Exercise details: Pick out the lines below that include the string "hager".

######

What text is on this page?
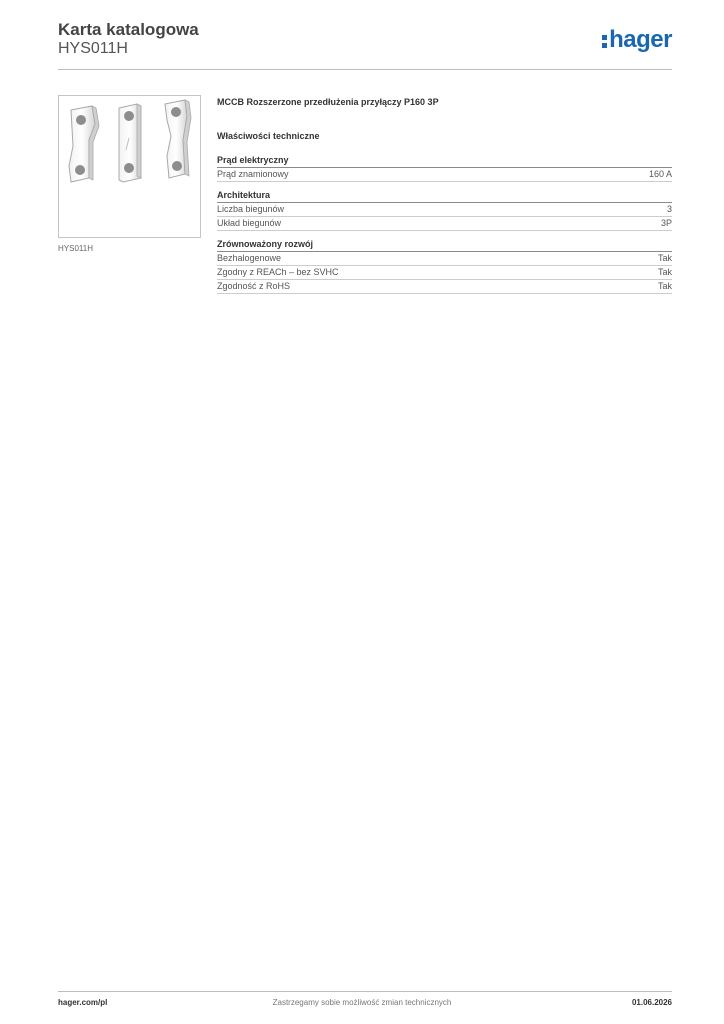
Karta katalogowa
HYS011H	hager
HYS011H
MCCB Rozszerzone przedłużenia przyłączy P160 3P
Właściwości techniczne
Prąd elektryczny
Prąd znamionowy	160 A
Architektura
Liczba biegunów	3
Układ biegunów	3P
Zrównoważony rozwój
Bezhalogenowe	Tak
Zgodny z REACh – bez SVHC	Tak
Zgodność z RoHS	Tak
hager.com/pl	Zastrzegamy sobie możliwość zmian technicznych	01.06.2026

######

Solution to the problem:
HYS011H	hager
hager.com/pl	Zastrzegamy sobie możliwość zmian technicznych	01.06.2026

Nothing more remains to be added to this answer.